■ EXERCISE GOAL
Below are records; work out how many of their lines contain "placeholder" and give only that number.

(Dataset records)
====================
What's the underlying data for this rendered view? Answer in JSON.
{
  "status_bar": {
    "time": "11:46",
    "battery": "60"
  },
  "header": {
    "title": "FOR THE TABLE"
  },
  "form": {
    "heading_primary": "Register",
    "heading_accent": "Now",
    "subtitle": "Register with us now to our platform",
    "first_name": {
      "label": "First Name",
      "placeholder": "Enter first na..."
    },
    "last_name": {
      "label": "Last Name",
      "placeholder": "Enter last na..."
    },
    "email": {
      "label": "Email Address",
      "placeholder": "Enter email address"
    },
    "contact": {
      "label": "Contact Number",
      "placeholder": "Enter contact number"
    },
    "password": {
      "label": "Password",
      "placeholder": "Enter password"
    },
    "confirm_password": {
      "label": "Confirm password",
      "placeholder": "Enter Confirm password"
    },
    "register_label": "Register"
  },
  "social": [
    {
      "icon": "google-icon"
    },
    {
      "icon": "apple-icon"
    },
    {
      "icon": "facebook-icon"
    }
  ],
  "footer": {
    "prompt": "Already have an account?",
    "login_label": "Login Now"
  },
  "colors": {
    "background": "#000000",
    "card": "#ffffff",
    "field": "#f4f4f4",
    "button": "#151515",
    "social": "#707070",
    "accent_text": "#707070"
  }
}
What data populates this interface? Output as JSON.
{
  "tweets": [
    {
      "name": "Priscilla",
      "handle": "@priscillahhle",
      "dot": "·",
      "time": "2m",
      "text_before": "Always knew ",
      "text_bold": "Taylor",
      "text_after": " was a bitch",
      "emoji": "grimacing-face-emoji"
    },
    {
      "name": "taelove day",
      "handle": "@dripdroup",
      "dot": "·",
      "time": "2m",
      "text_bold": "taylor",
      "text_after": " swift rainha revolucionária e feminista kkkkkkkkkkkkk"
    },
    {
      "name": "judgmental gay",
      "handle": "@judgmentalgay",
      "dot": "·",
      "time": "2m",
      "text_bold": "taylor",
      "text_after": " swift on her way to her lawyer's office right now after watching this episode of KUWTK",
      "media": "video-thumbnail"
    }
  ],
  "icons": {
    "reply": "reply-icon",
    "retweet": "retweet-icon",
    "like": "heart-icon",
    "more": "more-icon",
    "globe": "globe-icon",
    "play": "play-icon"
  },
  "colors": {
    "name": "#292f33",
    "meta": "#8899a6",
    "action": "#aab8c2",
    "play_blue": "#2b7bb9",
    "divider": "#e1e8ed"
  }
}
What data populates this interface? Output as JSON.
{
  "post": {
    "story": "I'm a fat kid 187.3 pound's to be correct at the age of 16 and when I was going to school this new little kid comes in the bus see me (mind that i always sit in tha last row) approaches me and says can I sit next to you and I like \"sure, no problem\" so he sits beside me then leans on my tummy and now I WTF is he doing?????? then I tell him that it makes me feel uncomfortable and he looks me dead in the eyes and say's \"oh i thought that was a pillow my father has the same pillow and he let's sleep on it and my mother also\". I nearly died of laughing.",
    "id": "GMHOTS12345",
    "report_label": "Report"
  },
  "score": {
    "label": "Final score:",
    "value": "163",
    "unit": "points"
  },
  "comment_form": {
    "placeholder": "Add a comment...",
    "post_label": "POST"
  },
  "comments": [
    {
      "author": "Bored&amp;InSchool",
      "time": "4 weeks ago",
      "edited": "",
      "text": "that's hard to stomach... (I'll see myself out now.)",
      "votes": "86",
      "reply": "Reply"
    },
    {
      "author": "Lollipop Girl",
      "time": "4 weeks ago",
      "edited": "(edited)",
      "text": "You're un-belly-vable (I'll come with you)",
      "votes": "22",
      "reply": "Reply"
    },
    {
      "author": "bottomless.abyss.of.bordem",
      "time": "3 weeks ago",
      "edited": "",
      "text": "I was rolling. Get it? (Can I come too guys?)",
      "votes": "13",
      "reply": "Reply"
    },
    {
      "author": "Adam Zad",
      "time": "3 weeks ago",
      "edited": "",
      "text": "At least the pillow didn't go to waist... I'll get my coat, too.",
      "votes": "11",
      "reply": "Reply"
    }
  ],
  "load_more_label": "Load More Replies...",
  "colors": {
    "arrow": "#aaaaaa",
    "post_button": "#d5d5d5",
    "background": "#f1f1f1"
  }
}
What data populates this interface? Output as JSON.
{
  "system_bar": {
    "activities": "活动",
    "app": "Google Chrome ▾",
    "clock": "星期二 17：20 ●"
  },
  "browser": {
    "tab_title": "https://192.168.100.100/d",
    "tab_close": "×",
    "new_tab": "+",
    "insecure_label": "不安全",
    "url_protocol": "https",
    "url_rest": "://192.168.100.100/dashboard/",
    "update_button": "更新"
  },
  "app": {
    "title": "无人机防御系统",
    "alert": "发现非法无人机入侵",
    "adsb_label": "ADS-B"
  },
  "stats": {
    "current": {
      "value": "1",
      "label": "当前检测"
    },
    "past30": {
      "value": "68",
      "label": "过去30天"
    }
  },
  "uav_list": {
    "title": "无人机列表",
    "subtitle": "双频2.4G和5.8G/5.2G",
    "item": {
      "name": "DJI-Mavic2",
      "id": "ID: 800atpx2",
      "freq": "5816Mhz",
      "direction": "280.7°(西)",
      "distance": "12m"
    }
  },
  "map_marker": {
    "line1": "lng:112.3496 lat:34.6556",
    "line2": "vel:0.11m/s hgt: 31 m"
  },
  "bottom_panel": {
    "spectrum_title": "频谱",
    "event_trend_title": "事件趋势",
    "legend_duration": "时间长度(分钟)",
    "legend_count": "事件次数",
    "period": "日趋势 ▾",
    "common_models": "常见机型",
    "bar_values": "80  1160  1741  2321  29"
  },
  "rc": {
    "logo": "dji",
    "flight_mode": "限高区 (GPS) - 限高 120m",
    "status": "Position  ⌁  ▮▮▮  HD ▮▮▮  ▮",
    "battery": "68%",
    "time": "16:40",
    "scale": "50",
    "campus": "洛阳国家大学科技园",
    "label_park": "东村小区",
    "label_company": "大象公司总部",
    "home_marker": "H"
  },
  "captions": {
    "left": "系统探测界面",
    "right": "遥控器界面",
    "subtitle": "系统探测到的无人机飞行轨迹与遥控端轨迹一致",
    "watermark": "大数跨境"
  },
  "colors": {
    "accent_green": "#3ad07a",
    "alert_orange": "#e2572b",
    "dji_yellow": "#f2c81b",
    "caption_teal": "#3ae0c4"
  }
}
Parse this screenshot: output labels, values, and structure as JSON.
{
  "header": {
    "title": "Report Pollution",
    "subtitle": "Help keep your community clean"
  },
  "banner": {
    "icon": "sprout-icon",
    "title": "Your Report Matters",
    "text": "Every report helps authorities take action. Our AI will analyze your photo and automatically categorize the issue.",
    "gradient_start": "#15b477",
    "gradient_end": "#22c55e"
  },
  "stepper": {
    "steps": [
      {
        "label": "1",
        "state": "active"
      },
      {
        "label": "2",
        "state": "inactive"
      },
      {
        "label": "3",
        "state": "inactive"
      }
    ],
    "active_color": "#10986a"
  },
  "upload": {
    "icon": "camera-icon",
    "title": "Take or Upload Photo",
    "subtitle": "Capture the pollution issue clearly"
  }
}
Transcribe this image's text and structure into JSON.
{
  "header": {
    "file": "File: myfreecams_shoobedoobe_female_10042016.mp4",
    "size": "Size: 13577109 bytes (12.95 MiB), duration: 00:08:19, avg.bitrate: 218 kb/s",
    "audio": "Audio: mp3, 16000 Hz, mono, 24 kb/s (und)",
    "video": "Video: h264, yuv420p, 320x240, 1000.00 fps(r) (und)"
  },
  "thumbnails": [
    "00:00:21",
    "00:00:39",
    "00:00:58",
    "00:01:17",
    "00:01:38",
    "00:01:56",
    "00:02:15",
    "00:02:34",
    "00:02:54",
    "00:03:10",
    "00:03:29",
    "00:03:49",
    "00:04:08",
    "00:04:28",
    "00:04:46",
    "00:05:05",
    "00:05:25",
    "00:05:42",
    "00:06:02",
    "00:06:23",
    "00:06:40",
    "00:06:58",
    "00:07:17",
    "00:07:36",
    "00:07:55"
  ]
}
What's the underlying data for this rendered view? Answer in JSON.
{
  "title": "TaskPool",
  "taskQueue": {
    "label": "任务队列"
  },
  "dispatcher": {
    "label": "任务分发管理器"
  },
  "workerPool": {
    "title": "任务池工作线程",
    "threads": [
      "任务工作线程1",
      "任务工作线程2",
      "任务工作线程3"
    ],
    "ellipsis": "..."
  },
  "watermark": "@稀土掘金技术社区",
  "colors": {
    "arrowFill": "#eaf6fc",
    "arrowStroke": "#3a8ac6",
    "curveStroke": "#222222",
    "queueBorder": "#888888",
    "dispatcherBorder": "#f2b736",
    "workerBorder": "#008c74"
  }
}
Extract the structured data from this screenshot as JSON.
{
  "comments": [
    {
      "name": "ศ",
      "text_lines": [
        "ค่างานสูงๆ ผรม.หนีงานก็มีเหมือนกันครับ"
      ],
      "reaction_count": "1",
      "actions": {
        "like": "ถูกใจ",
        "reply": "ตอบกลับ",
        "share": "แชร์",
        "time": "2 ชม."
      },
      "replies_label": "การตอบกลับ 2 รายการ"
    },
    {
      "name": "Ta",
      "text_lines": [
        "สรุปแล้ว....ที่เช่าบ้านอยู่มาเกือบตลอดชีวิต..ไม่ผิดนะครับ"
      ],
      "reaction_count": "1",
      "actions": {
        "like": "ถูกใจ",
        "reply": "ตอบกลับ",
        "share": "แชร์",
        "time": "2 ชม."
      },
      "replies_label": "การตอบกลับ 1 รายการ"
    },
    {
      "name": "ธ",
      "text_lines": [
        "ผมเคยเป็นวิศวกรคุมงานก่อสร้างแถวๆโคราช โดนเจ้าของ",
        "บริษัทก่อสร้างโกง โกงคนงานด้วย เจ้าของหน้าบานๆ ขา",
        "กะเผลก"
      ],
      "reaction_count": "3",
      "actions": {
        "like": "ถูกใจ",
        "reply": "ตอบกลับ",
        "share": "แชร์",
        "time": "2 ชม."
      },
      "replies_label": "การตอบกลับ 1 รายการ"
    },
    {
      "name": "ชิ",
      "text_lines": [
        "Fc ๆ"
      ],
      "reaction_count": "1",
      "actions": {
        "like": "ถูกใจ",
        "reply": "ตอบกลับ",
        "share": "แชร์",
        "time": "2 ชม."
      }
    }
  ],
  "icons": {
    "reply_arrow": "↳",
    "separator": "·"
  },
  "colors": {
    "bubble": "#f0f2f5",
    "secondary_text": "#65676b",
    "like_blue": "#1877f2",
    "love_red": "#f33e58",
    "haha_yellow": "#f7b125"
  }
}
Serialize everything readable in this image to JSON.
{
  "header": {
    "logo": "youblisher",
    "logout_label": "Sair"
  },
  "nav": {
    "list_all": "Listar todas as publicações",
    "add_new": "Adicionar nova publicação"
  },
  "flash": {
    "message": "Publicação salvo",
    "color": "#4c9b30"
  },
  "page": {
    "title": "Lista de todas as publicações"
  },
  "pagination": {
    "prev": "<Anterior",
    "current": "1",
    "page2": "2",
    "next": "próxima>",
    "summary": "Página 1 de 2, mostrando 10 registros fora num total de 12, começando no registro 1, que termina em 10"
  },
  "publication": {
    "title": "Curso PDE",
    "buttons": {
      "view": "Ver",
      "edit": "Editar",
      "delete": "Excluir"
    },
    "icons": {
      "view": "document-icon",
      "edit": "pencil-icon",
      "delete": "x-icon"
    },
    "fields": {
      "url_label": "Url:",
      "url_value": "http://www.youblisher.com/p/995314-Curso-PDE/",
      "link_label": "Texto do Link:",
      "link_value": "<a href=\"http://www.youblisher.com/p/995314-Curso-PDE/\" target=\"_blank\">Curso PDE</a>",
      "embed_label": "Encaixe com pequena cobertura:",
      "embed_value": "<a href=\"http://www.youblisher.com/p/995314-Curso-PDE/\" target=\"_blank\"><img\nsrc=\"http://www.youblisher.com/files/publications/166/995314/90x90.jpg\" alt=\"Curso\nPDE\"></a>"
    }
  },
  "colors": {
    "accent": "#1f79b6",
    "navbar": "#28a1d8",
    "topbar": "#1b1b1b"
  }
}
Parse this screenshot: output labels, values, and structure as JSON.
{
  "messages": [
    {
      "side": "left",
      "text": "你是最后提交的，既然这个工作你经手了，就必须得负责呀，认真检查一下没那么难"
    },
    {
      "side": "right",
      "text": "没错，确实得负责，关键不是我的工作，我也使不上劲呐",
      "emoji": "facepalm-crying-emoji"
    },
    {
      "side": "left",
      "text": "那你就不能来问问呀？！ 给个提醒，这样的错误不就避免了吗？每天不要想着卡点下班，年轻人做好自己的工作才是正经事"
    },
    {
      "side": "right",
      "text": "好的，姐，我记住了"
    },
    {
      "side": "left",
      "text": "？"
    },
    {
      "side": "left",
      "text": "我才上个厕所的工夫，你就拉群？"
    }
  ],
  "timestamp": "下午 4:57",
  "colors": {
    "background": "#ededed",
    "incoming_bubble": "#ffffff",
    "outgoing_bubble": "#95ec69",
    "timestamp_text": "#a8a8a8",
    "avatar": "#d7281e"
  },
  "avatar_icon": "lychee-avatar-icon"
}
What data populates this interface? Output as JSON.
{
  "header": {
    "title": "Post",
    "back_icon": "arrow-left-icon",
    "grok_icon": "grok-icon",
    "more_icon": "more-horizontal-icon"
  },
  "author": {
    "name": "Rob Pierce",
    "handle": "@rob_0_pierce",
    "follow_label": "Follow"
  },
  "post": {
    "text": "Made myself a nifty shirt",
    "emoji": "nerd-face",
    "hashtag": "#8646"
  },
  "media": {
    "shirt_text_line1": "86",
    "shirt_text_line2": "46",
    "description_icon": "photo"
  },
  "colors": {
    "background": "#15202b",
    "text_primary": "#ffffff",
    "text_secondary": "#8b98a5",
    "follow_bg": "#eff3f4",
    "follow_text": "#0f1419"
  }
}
====================
■ SOLUTION FOR THIS PROBLEM
7